TASK OBJECTIVE>
Return the material unchanged from its first line through the line that contains "Text: 4: 4 <box>167 110 173 120</box>", including both of those lines and nothing after them.

GIVEN INFORMATION>
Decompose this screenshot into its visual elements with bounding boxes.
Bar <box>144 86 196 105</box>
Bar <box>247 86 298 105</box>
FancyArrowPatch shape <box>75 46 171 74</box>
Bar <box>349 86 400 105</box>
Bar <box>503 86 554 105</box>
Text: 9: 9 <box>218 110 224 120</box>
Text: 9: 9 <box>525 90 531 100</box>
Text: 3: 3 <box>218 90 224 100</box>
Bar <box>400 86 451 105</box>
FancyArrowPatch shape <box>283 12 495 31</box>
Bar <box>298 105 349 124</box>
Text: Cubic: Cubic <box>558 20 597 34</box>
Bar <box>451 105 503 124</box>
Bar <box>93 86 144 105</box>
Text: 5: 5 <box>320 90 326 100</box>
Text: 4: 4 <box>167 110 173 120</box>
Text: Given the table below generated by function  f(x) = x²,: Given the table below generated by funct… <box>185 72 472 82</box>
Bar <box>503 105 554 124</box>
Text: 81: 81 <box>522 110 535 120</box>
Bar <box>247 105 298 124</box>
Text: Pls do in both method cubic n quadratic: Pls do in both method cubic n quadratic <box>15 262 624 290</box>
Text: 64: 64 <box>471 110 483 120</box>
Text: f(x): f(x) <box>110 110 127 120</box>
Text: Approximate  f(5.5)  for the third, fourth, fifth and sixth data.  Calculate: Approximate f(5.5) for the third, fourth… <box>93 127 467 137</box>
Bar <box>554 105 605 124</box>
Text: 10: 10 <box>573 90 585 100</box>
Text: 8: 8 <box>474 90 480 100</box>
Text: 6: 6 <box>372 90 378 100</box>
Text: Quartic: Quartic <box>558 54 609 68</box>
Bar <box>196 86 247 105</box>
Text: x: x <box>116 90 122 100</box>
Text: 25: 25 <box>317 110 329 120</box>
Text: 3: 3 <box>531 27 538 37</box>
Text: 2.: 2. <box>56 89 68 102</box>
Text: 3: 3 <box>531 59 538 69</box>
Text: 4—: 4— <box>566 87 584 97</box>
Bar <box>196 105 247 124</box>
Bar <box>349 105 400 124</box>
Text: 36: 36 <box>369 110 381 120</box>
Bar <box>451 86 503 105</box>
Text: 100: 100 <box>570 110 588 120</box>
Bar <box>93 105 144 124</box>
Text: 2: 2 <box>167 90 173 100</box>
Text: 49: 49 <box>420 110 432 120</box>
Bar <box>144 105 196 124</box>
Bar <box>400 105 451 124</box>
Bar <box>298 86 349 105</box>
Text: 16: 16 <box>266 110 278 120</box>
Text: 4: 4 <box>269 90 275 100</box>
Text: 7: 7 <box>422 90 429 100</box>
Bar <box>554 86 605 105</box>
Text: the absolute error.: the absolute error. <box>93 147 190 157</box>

RESPONSE>
Decompose this screenshot into its visual elements with bounding boxes.
Bar <box>144 86 196 105</box>
Bar <box>247 86 298 105</box>
FancyArrowPatch shape <box>75 46 171 74</box>
Bar <box>349 86 400 105</box>
Bar <box>503 86 554 105</box>
Text: 9: 9 <box>218 110 224 120</box>
Text: 9: 9 <box>525 90 531 100</box>
Text: 3: 3 <box>218 90 224 100</box>
Bar <box>400 86 451 105</box>
FancyArrowPatch shape <box>283 12 495 31</box>
Bar <box>298 105 349 124</box>
Text: Cubic: Cubic <box>558 20 597 34</box>
Bar <box>451 105 503 124</box>
Bar <box>93 86 144 105</box>
Text: 5: 5 <box>320 90 326 100</box>
Text: 4: 4 <box>167 110 173 120</box>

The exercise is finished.